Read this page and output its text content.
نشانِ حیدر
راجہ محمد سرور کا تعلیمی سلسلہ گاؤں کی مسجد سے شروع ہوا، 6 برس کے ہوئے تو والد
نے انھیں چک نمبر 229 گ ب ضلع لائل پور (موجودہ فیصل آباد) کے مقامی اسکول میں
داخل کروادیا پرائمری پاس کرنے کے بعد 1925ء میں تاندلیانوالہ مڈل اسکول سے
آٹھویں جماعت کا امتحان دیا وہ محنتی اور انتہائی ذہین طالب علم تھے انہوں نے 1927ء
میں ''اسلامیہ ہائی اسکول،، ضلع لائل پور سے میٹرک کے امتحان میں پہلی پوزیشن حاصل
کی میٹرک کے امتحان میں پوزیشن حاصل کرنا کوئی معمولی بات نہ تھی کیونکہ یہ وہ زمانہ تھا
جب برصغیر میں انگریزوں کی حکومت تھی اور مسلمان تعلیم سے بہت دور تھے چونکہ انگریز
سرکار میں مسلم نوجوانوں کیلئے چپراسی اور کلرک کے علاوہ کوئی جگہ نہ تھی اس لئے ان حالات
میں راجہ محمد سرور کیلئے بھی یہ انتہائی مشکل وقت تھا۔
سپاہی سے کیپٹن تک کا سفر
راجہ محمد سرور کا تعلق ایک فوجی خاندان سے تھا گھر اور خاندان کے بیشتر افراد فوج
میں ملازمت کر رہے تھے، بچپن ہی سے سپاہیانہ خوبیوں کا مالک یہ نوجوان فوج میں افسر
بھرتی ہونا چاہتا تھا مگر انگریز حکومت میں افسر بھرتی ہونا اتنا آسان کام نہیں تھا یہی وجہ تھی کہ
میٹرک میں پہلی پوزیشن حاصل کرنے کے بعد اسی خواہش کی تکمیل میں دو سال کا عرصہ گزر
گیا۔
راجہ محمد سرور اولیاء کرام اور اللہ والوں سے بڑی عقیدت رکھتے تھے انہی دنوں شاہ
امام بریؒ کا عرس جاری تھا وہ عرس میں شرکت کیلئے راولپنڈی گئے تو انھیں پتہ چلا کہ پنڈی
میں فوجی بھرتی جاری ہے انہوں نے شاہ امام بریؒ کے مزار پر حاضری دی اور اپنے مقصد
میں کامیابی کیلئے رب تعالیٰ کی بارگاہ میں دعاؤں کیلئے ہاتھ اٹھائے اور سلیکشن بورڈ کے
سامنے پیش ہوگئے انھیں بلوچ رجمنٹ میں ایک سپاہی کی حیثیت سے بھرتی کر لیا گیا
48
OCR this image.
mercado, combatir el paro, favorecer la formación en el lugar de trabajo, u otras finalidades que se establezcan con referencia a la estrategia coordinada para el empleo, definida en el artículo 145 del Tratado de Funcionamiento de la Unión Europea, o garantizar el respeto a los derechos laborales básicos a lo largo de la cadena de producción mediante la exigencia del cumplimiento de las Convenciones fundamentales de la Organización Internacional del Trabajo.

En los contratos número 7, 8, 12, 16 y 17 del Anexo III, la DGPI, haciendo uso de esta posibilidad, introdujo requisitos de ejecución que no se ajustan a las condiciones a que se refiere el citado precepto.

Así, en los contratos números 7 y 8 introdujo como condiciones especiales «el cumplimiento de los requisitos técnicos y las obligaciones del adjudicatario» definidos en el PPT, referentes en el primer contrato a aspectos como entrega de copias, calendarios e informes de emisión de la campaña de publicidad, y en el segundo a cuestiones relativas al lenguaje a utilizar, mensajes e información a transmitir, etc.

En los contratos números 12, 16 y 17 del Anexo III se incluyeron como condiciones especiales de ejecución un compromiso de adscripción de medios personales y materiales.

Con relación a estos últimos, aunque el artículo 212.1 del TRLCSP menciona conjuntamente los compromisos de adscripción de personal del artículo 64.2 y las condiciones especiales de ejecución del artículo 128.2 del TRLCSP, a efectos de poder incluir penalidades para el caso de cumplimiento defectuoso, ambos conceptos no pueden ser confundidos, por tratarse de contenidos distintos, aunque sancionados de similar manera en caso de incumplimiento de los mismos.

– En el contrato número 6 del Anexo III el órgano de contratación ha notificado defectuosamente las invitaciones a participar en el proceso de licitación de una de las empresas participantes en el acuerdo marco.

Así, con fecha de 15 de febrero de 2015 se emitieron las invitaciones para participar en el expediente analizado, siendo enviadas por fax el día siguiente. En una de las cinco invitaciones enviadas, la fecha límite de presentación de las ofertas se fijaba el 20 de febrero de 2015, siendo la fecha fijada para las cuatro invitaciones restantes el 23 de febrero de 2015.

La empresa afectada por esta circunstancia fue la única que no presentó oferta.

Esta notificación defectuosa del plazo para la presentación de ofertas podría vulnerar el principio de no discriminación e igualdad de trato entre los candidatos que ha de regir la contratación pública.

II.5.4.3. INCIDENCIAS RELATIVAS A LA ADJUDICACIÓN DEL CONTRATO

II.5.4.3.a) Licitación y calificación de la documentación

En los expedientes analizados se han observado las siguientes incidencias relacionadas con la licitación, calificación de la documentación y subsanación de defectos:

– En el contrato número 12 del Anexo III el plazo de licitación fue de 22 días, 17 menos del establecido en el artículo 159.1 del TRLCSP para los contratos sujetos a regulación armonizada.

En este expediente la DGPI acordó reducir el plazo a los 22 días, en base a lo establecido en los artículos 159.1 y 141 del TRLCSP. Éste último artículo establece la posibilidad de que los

» WHAT IS NEEDED
Copy every record above exactly as it appears.

» THE REPLY
Read this page and output its text content.
نشانِ حیدر
راجہ محمد سرور کا تعلیمی سلسلہ گاؤں کی مسجد سے شروع ہوا، 6 برس کے ہوئے تو والد
نے انھیں چک نمبر 229 گ ب ضلع لائل پور (موجودہ فیصل آباد) کے مقامی اسکول میں
داخل کروادیا پرائمری پاس کرنے کے بعد 1925ء میں تاندلیانوالہ مڈل اسکول سے
آٹھویں جماعت کا امتحان دیا وہ محنتی اور انتہائی ذہین طالب علم تھے انہوں نے 1927ء
میں ''اسلامیہ ہائی اسکول،، ضلع لائل پور سے میٹرک کے امتحان میں پہلی پوزیشن حاصل
کی میٹرک کے امتحان میں پوزیشن حاصل کرنا کوئی معمولی بات نہ تھی کیونکہ یہ وہ زمانہ تھا
جب برصغیر میں انگریزوں کی حکومت تھی اور مسلمان تعلیم سے بہت دور تھے چونکہ انگریز
سرکار میں مسلم نوجوانوں کیلئے چپراسی اور کلرک کے علاوہ کوئی جگہ نہ تھی اس لئے ان حالات
میں راجہ محمد سرور کیلئے بھی یہ انتہائی مشکل وقت تھا۔
سپاہی سے کیپٹن تک کا سفر
راجہ محمد سرور کا تعلق ایک فوجی خاندان سے تھا گھر اور خاندان کے بیشتر افراد فوج
میں ملازمت کر رہے تھے، بچپن ہی سے سپاہیانہ خوبیوں کا مالک یہ نوجوان فوج میں افسر
بھرتی ہونا چاہتا تھا مگر انگریز حکومت میں افسر بھرتی ہونا اتنا آسان کام نہیں تھا یہی وجہ تھی کہ
میٹرک میں پہلی پوزیشن حاصل کرنے کے بعد اسی خواہش کی تکمیل میں دو سال کا عرصہ گزر
گیا۔
راجہ محمد سرور اولیاء کرام اور اللہ والوں سے بڑی عقیدت رکھتے تھے انہی دنوں شاہ
امام بریؒ کا عرس جاری تھا وہ عرس میں شرکت کیلئے راولپنڈی گئے تو انھیں پتہ چلا کہ پنڈی
میں فوجی بھرتی جاری ہے انہوں نے شاہ امام بریؒ کے مزار پر حاضری دی اور اپنے مقصد
میں کامیابی کیلئے رب تعالیٰ کی بارگاہ میں دعاؤں کیلئے ہاتھ اٹھائے اور سلیکشن بورڈ کے
سامنے پیش ہوگئے انھیں بلوچ رجمنٹ میں ایک سپاہی کی حیثیت سے بھرتی کر لیا گیا
48
OCR this image.
mercado, combatir el paro, favorecer la formación en el lugar de trabajo, u otras finalidades que se establezcan con referencia a la estrategia coordinada para el empleo, definida en el artículo 145 del Tratado de Funcionamiento de la Unión Europea, o garantizar el respeto a los derechos laborales básicos a lo largo de la cadena de producción mediante la exigencia del cumplimiento de las Convenciones fundamentales de la Organización Internacional del Trabajo.

En los contratos número 7, 8, 12, 16 y 17 del Anexo III, la DGPI, haciendo uso de esta posibilidad, introdujo requisitos de ejecución que no se ajustan a las condiciones a que se refiere el citado precepto.

Así, en los contratos números 7 y 8 introdujo como condiciones especiales «el cumplimiento de los requisitos técnicos y las obligaciones del adjudicatario» definidos en el PPT, referentes en el primer contrato a aspectos como entrega de copias, calendarios e informes de emisión de la campaña de publicidad, y en el segundo a cuestiones relativas al lenguaje a utilizar, mensajes e información a transmitir, etc.

En los contratos números 12, 16 y 17 del Anexo III se incluyeron como condiciones especiales de ejecución un compromiso de adscripción de medios personales y materiales.

Con relación a estos últimos, aunque el artículo 212.1 del TRLCSP menciona conjuntamente los compromisos de adscripción de personal del artículo 64.2 y las condiciones especiales de ejecución del artículo 128.2 del TRLCSP, a efectos de poder incluir penalidades para el caso de cumplimiento defectuoso, ambos conceptos no pueden ser confundidos, por tratarse de contenidos distintos, aunque sancionados de similar manera en caso de incumplimiento de los mismos.

– En el contrato número 6 del Anexo III el órgano de contratación ha notificado defectuosamente las invitaciones a participar en el proceso de licitación de una de las empresas participantes en el acuerdo marco.

Así, con fecha de 15 de febrero de 2015 se emitieron las invitaciones para participar en el expediente analizado, siendo enviadas por fax el día siguiente. En una de las cinco invitaciones enviadas, la fecha límite de presentación de las ofertas se fijaba el 20 de febrero de 2015, siendo la fecha fijada para las cuatro invitaciones restantes el 23 de febrero de 2015.

La empresa afectada por esta circunstancia fue la única que no presentó oferta.

Esta notificación defectuosa del plazo para la presentación de ofertas podría vulnerar el principio de no discriminación e igualdad de trato entre los candidatos que ha de regir la contratación pública.

II.5.4.3. INCIDENCIAS RELATIVAS A LA ADJUDICACIÓN DEL CONTRATO

II.5.4.3.a) Licitación y calificación de la documentación

En los expedientes analizados se han observado las siguientes incidencias relacionadas con la licitación, calificación de la documentación y subsanación de defectos:

– En el contrato número 12 del Anexo III el plazo de licitación fue de 22 días, 17 menos del establecido en el artículo 159.1 del TRLCSP para los contratos sujetos a regulación armonizada.

En este expediente la DGPI acordó reducir el plazo a los 22 días, en base a lo establecido en los artículos 159.1 y 141 del TRLCSP. Éste último artículo establece la posibilidad de que los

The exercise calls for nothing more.